GIVEN REQUEST -> Below is a block of records; return all of them exactly, but without the images.

SUPPLIED ENTRIES ->
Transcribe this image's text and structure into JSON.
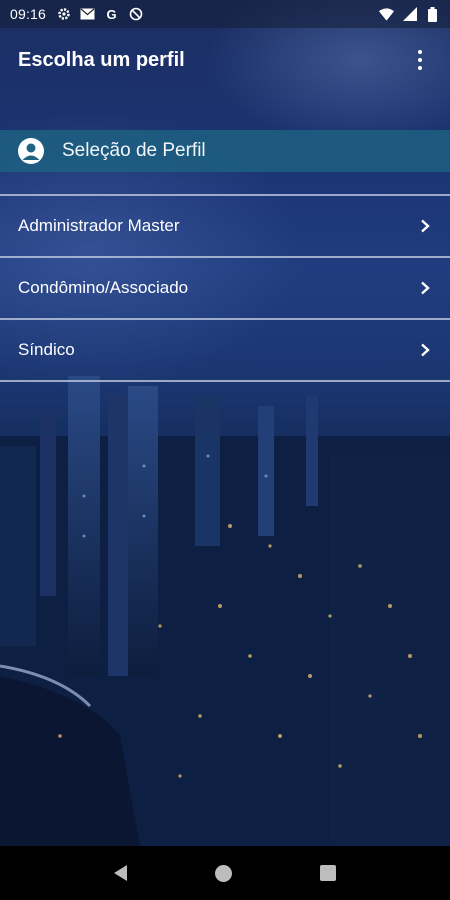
{
  "status_bar": {
    "time": "09:16",
    "left_icons": [
      "gear-icon",
      "mail-icon",
      "google-icon",
      "no-signal-icon"
    ],
    "right_icons": [
      "wifi-icon",
      "cellular-icon",
      "battery-icon"
    ],
    "google_glyph": "G"
  },
  "app_bar": {
    "title": "Escolha um perfil",
    "menu_icon": "more-vert-icon"
  },
  "section": {
    "label": "Seleção de Perfil",
    "icon": "user-avatar-icon",
    "color": "#1e6482"
  },
  "profiles": [
    {
      "label": "Administrador Master"
    },
    {
      "label": "Condômino/Associado"
    },
    {
      "label": "Síndico"
    }
  ],
  "nav_bar": {
    "icons": [
      "back-icon",
      "home-icon",
      "recents-icon"
    ]
  }
}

EXPECTED OUTPUT ->
Transcribe this image's text and structure into JSON.
{
  "status_bar": {
    "time": "09:16",
    "left_icons": [
      "gear-icon",
      "mail-icon",
      "google-icon",
      "no-signal-icon"
    ],
    "right_icons": [
      "wifi-icon",
      "cellular-icon",
      "battery-icon"
    ],
    "google_glyph": "G"
  },
  "app_bar": {
    "title": "Escolha um perfil",
    "menu_icon": "more-vert-icon"
  },
  "section": {
    "label": "Seleção de Perfil",
    "icon": "user-avatar-icon",
    "color": "#1e6482"
  },
  "profiles": [
    {
      "label": "Administrador Master"
    },
    {
      "label": "Condômino/Associado"
    },
    {
      "label": "Síndico"
    }
  ],
  "nav_bar": {
    "icons": [
      "back-icon",
      "home-icon",
      "recents-icon"
    ]
  }
}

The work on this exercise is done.